Page transcription entries
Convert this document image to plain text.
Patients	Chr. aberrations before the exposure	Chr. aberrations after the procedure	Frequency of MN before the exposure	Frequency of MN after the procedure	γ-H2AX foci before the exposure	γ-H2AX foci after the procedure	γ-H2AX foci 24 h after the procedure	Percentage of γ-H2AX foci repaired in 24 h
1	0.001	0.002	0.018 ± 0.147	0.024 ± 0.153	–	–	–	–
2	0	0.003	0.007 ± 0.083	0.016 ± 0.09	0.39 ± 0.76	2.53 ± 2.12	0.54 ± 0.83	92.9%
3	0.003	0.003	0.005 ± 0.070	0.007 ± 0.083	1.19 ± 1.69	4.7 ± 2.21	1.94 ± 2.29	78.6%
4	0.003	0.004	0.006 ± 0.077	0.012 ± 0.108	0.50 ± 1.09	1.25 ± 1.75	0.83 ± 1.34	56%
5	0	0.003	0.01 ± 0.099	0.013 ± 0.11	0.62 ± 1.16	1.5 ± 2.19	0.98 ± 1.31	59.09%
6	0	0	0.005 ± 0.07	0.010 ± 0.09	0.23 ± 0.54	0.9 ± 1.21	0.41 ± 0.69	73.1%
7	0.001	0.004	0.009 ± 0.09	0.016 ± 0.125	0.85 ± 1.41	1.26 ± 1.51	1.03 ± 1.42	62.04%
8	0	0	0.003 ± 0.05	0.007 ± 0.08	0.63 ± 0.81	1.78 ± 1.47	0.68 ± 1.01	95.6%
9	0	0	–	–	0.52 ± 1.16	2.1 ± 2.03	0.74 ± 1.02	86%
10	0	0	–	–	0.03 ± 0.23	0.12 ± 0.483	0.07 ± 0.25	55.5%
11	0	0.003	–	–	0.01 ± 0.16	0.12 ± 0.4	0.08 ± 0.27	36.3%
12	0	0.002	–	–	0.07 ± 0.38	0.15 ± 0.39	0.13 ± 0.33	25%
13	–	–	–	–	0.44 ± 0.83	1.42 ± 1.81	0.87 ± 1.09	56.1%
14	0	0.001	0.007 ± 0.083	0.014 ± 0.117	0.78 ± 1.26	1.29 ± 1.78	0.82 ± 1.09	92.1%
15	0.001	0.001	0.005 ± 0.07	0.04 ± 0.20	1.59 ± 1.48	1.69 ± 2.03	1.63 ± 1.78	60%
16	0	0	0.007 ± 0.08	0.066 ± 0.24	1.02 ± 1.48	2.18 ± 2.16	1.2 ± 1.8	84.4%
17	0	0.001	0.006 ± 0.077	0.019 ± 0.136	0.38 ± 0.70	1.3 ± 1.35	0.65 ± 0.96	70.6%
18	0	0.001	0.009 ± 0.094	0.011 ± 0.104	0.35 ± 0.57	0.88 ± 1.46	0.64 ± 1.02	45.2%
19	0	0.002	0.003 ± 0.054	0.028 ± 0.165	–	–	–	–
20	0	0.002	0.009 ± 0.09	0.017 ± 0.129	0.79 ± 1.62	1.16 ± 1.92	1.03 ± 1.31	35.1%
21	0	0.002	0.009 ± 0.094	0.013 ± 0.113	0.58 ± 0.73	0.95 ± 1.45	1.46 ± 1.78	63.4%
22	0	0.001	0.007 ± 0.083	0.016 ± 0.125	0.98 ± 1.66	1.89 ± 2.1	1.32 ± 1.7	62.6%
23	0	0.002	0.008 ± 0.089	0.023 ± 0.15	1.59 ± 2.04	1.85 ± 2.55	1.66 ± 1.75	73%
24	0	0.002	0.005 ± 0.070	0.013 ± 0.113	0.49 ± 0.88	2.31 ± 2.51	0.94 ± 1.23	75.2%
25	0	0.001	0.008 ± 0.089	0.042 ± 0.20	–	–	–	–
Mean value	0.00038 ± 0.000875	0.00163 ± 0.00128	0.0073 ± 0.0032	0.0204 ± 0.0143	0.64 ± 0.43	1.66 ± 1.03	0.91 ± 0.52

- **Your objective**
The records above are to be printed in full, exactly as they appear.

- **Exercise response**
Convert this document image to plain text.
Patients	Chr. aberrations before the exposure	Chr. aberrations after the procedure	Frequency of MN before the exposure	Frequency of MN after the procedure	γ-H2AX foci before the exposure	γ-H2AX foci after the procedure	γ-H2AX foci 24 h after the procedure	Percentage of γ-H2AX foci repaired in 24 h
1	0.001	0.002	0.018 ± 0.147	0.024 ± 0.153	–	–	–	–
2	0	0.003	0.007 ± 0.083	0.016 ± 0.09	0.39 ± 0.76	2.53 ± 2.12	0.54 ± 0.83	92.9%
3	0.003	0.003	0.005 ± 0.070	0.007 ± 0.083	1.19 ± 1.69	4.7 ± 2.21	1.94 ± 2.29	78.6%
4	0.003	0.004	0.006 ± 0.077	0.012 ± 0.108	0.50 ± 1.09	1.25 ± 1.75	0.83 ± 1.34	56%
5	0	0.003	0.01 ± 0.099	0.013 ± 0.11	0.62 ± 1.16	1.5 ± 2.19	0.98 ± 1.31	59.09%
6	0	0	0.005 ± 0.07	0.010 ± 0.09	0.23 ± 0.54	0.9 ± 1.21	0.41 ± 0.69	73.1%
7	0.001	0.004	0.009 ± 0.09	0.016 ± 0.125	0.85 ± 1.41	1.26 ± 1.51	1.03 ± 1.42	62.04%
8	0	0	0.003 ± 0.05	0.007 ± 0.08	0.63 ± 0.81	1.78 ± 1.47	0.68 ± 1.01	95.6%
9	0	0	–	–	0.52 ± 1.16	2.1 ± 2.03	0.74 ± 1.02	86%
10	0	0	–	–	0.03 ± 0.23	0.12 ± 0.483	0.07 ± 0.25	55.5%
11	0	0.003	–	–	0.01 ± 0.16	0.12 ± 0.4	0.08 ± 0.27	36.3%
12	0	0.002	–	–	0.07 ± 0.38	0.15 ± 0.39	0.13 ± 0.33	25%
13	–	–	–	–	0.44 ± 0.83	1.42 ± 1.81	0.87 ± 1.09	56.1%
14	0	0.001	0.007 ± 0.083	0.014 ± 0.117	0.78 ± 1.26	1.29 ± 1.78	0.82 ± 1.09	92.1%
15	0.001	0.001	0.005 ± 0.07	0.04 ± 0.20	1.59 ± 1.48	1.69 ± 2.03	1.63 ± 1.78	60%
16	0	0	0.007 ± 0.08	0.066 ± 0.24	1.02 ± 1.48	2.18 ± 2.16	1.2 ± 1.8	84.4%
17	0	0.001	0.006 ± 0.077	0.019 ± 0.136	0.38 ± 0.70	1.3 ± 1.35	0.65 ± 0.96	70.6%
18	0	0.001	0.009 ± 0.094	0.011 ± 0.104	0.35 ± 0.57	0.88 ± 1.46	0.64 ± 1.02	45.2%
19	0	0.002	0.003 ± 0.054	0.028 ± 0.165	–	–	–	–
20	0	0.002	0.009 ± 0.09	0.017 ± 0.129	0.79 ± 1.62	1.16 ± 1.92	1.03 ± 1.31	35.1%
21	0	0.002	0.009 ± 0.094	0.013 ± 0.113	0.58 ± 0.73	0.95 ± 1.45	1.46 ± 1.78	63.4%
22	0	0.001	0.007 ± 0.083	0.016 ± 0.125	0.98 ± 1.66	1.89 ± 2.1	1.32 ± 1.7	62.6%
23	0	0.002	0.008 ± 0.089	0.023 ± 0.15	1.59 ± 2.04	1.85 ± 2.55	1.66 ± 1.75	73%
24	0	0.002	0.005 ± 0.070	0.013 ± 0.113	0.49 ± 0.88	2.31 ± 2.51	0.94 ± 1.23	75.2%
25	0	0.001	0.008 ± 0.089	0.042 ± 0.20	–	–	–	–
Mean value	0.00038 ± 0.000875	0.00163 ± 0.00128	0.0073 ± 0.0032	0.0204 ± 0.0143	0.64 ± 0.43	1.66 ± 1.03	0.91 ± 0.52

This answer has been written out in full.